[start Given information]
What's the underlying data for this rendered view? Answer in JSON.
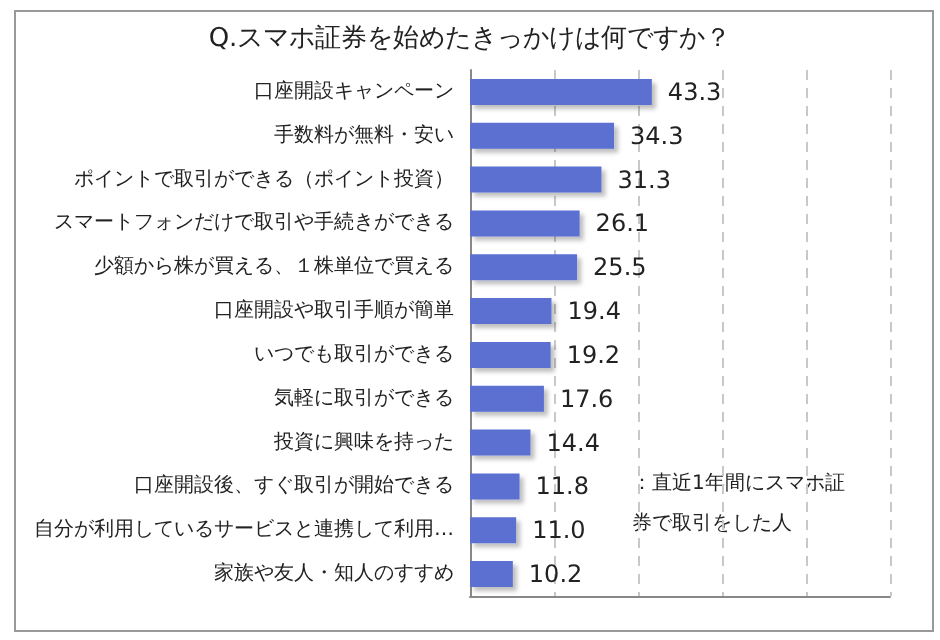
{
  "chart_data": {
    "type": "bar",
    "orientation": "horizontal",
    "title": "Q.スマホ証券を始めたきっかけは何ですか？",
    "categories": [
      "口座開設キャンペーン",
      "手数料が無料・安い",
      "ポイントで取引ができる（ポイント投資）",
      "スマートフォンだけで取引や手続きができる",
      "少額から株が買える、１株単位で買える",
      "口座開設や取引手順が簡単",
      "いつでも取引ができる",
      "気軽に取引ができる",
      "投資に興味を持った",
      "口座開設後、すぐ取引が開始できる",
      "自分が利用しているサービスと連携して利用…",
      "家族や友人・知人のすすめ"
    ],
    "values": [
      43.3,
      34.3,
      31.3,
      26.1,
      25.5,
      19.4,
      19.2,
      17.6,
      14.4,
      11.8,
      11.0,
      10.2
    ],
    "value_labels": [
      "43.3",
      "34.3",
      "31.3",
      "26.1",
      "25.5",
      "19.4",
      "19.2",
      "17.6",
      "14.4",
      "11.8",
      "11.0",
      "10.2"
    ],
    "color": "#5b6fd2",
    "xlim": [
      0,
      100
    ],
    "xticks": [
      {
        "value": 0,
        "label": null
      },
      {
        "value": 20,
        "label": null
      },
      {
        "value": 40,
        "label": null
      },
      {
        "value": 60,
        "label": null
      },
      {
        "value": 80,
        "label": null
      },
      {
        "value": 100,
        "label": null
      }
    ],
    "tick_labels": "y",
    "grid": "x",
    "annotations": [
      "：直近1年間にスマホ証券で取引をした人"
    ]
  }
}
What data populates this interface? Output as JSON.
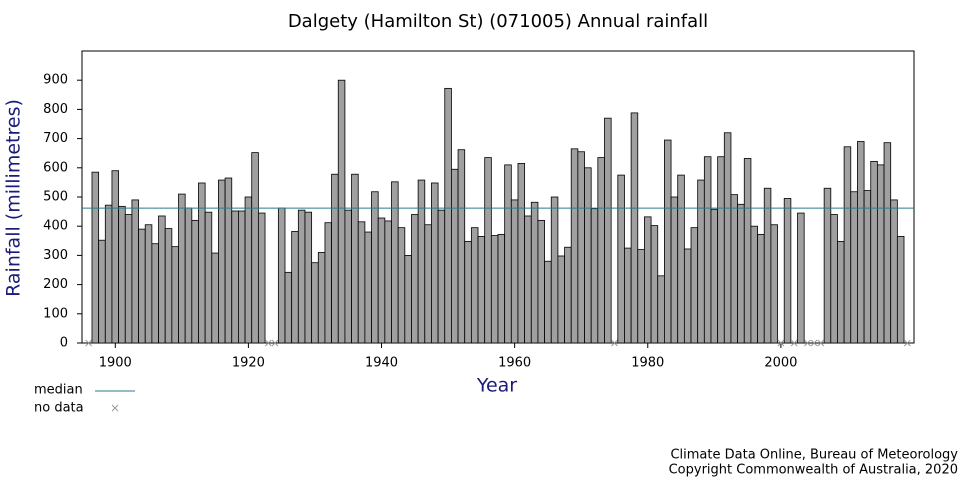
{
  "chart_data": {
    "type": "bar",
    "title": "Dalgety (Hamilton St) (071005) Annual rainfall",
    "xlabel": "Year",
    "ylabel": "Rainfall (millimetres)",
    "x": [
      1896,
      1897,
      1898,
      1899,
      1900,
      1901,
      1902,
      1903,
      1904,
      1905,
      1906,
      1907,
      1908,
      1909,
      1910,
      1911,
      1912,
      1913,
      1914,
      1915,
      1916,
      1917,
      1918,
      1919,
      1920,
      1921,
      1922,
      1923,
      1924,
      1925,
      1926,
      1927,
      1928,
      1929,
      1930,
      1931,
      1932,
      1933,
      1934,
      1935,
      1936,
      1937,
      1938,
      1939,
      1940,
      1941,
      1942,
      1943,
      1944,
      1945,
      1946,
      1947,
      1948,
      1949,
      1950,
      1951,
      1952,
      1953,
      1954,
      1955,
      1956,
      1957,
      1958,
      1959,
      1960,
      1961,
      1962,
      1963,
      1964,
      1965,
      1966,
      1967,
      1968,
      1969,
      1970,
      1971,
      1972,
      1973,
      1974,
      1975,
      1976,
      1977,
      1978,
      1979,
      1980,
      1981,
      1982,
      1983,
      1984,
      1985,
      1986,
      1987,
      1988,
      1989,
      1990,
      1991,
      1992,
      1993,
      1994,
      1995,
      1996,
      1997,
      1998,
      1999,
      2000,
      2001,
      2002,
      2003,
      2004,
      2005,
      2006,
      2007,
      2008,
      2009,
      2010,
      2011,
      2012,
      2013,
      2014,
      2015,
      2016,
      2017,
      2018,
      2019
    ],
    "values": [
      null,
      585,
      352,
      472,
      590,
      468,
      440,
      490,
      390,
      405,
      340,
      435,
      392,
      330,
      510,
      462,
      420,
      548,
      448,
      308,
      558,
      565,
      452,
      452,
      500,
      652,
      445,
      null,
      null,
      462,
      242,
      382,
      455,
      448,
      275,
      310,
      412,
      578,
      900,
      455,
      578,
      415,
      380,
      518,
      428,
      418,
      552,
      395,
      300,
      440,
      558,
      405,
      548,
      455,
      872,
      595,
      662,
      348,
      395,
      365,
      635,
      368,
      372,
      610,
      490,
      615,
      435,
      482,
      420,
      280,
      500,
      298,
      328,
      665,
      655,
      600,
      460,
      635,
      770,
      null,
      575,
      325,
      788,
      320,
      432,
      402,
      230,
      695,
      500,
      575,
      322,
      395,
      558,
      638,
      458,
      638,
      720,
      508,
      475,
      632,
      400,
      372,
      530,
      405,
      null,
      495,
      null,
      445,
      null,
      null,
      null,
      530,
      440,
      348,
      672,
      518,
      690,
      522,
      622,
      610,
      686,
      490,
      365,
      null
    ],
    "color": "#a0a0a0",
    "median": {
      "name": "median",
      "value": 462,
      "color": "#2a7a8a"
    },
    "no_data_label": "no data",
    "xlim": [
      1895,
      2020
    ],
    "xticks": [
      1900,
      1920,
      1940,
      1960,
      1980,
      2000
    ],
    "ylim": [
      0,
      1000
    ],
    "yticks": [
      0,
      100,
      200,
      300,
      400,
      500,
      600,
      700,
      800,
      900
    ],
    "footer": [
      "Climate Data Online, Bureau of Meteorology",
      "Copyright Commonwealth of Australia, 2020"
    ]
  }
}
[end Given information]
Aim: Leave out the pictures and copy every record above exactly.

Written answer:
What's the underlying data for this rendered view? Answer in JSON.
{
  "chart_data": {
    "type": "bar",
    "orientation": "horizontal",
    "title": "Q.スマホ証券を始めたきっかけは何ですか？",
    "categories": [
      "口座開設キャンペーン",
      "手数料が無料・安い",
      "ポイントで取引ができる（ポイント投資）",
      "スマートフォンだけで取引や手続きができる",
      "少額から株が買える、１株単位で買える",
      "口座開設や取引手順が簡単",
      "いつでも取引ができる",
      "気軽に取引ができる",
      "投資に興味を持った",
      "口座開設後、すぐ取引が開始できる",
      "自分が利用しているサービスと連携して利用…",
      "家族や友人・知人のすすめ"
    ],
    "values": [
      43.3,
      34.3,
      31.3,
      26.1,
      25.5,
      19.4,
      19.2,
      17.6,
      14.4,
      11.8,
      11.0,
      10.2
    ],
    "value_labels": [
      "43.3",
      "34.3",
      "31.3",
      "26.1",
      "25.5",
      "19.4",
      "19.2",
      "17.6",
      "14.4",
      "11.8",
      "11.0",
      "10.2"
    ],
    "color": "#5b6fd2",
    "xlim": [
      0,
      100
    ],
    "xticks": [
      {
        "value": 0,
        "label": null
      },
      {
        "value": 20,
        "label": null
      },
      {
        "value": 40,
        "label": null
      },
      {
        "value": 60,
        "label": null
      },
      {
        "value": 80,
        "label": null
      },
      {
        "value": 100,
        "label": null
      }
    ],
    "tick_labels": "y",
    "grid": "x",
    "annotations": [
      "：直近1年間にスマホ証券で取引をした人"
    ]
  }
}
What data populates this interface? Output as JSON.
{
  "chart_data": {
    "type": "bar",
    "title": "Dalgety (Hamilton St) (071005) Annual rainfall",
    "xlabel": "Year",
    "ylabel": "Rainfall (millimetres)",
    "x": [
      1896,
      1897,
      1898,
      1899,
      1900,
      1901,
      1902,
      1903,
      1904,
      1905,
      1906,
      1907,
      1908,
      1909,
      1910,
      1911,
      1912,
      1913,
      1914,
      1915,
      1916,
      1917,
      1918,
      1919,
      1920,
      1921,
      1922,
      1923,
      1924,
      1925,
      1926,
      1927,
      1928,
      1929,
      1930,
      1931,
      1932,
      1933,
      1934,
      1935,
      1936,
      1937,
      1938,
      1939,
      1940,
      1941,
      1942,
      1943,
      1944,
      1945,
      1946,
      1947,
      1948,
      1949,
      1950,
      1951,
      1952,
      1953,
      1954,
      1955,
      1956,
      1957,
      1958,
      1959,
      1960,
      1961,
      1962,
      1963,
      1964,
      1965,
      1966,
      1967,
      1968,
      1969,
      1970,
      1971,
      1972,
      1973,
      1974,
      1975,
      1976,
      1977,
      1978,
      1979,
      1980,
      1981,
      1982,
      1983,
      1984,
      1985,
      1986,
      1987,
      1988,
      1989,
      1990,
      1991,
      1992,
      1993,
      1994,
      1995,
      1996,
      1997,
      1998,
      1999,
      2000,
      2001,
      2002,
      2003,
      2004,
      2005,
      2006,
      2007,
      2008,
      2009,
      2010,
      2011,
      2012,
      2013,
      2014,
      2015,
      2016,
      2017,
      2018,
      2019
    ],
    "values": [
      null,
      585,
      352,
      472,
      590,
      468,
      440,
      490,
      390,
      405,
      340,
      435,
      392,
      330,
      510,
      462,
      420,
      548,
      448,
      308,
      558,
      565,
      452,
      452,
      500,
      652,
      445,
      null,
      null,
      462,
      242,
      382,
      455,
      448,
      275,
      310,
      412,
      578,
      900,
      455,
      578,
      415,
      380,
      518,
      428,
      418,
      552,
      395,
      300,
      440,
      558,
      405,
      548,
      455,
      872,
      595,
      662,
      348,
      395,
      365,
      635,
      368,
      372,
      610,
      490,
      615,
      435,
      482,
      420,
      280,
      500,
      298,
      328,
      665,
      655,
      600,
      460,
      635,
      770,
      null,
      575,
      325,
      788,
      320,
      432,
      402,
      230,
      695,
      500,
      575,
      322,
      395,
      558,
      638,
      458,
      638,
      720,
      508,
      475,
      632,
      400,
      372,
      530,
      405,
      null,
      495,
      null,
      445,
      null,
      null,
      null,
      530,
      440,
      348,
      672,
      518,
      690,
      522,
      622,
      610,
      686,
      490,
      365,
      null
    ],
    "color": "#a0a0a0",
    "median": {
      "name": "median",
      "value": 462,
      "color": "#2a7a8a"
    },
    "no_data_label": "no data",
    "xlim": [
      1895,
      2020
    ],
    "xticks": [
      1900,
      1920,
      1940,
      1960,
      1980,
      2000
    ],
    "ylim": [
      0,
      1000
    ],
    "yticks": [
      0,
      100,
      200,
      300,
      400,
      500,
      600,
      700,
      800,
      900
    ],
    "footer": [
      "Climate Data Online, Bureau of Meteorology",
      "Copyright Commonwealth of Australia, 2020"
    ]
  }
}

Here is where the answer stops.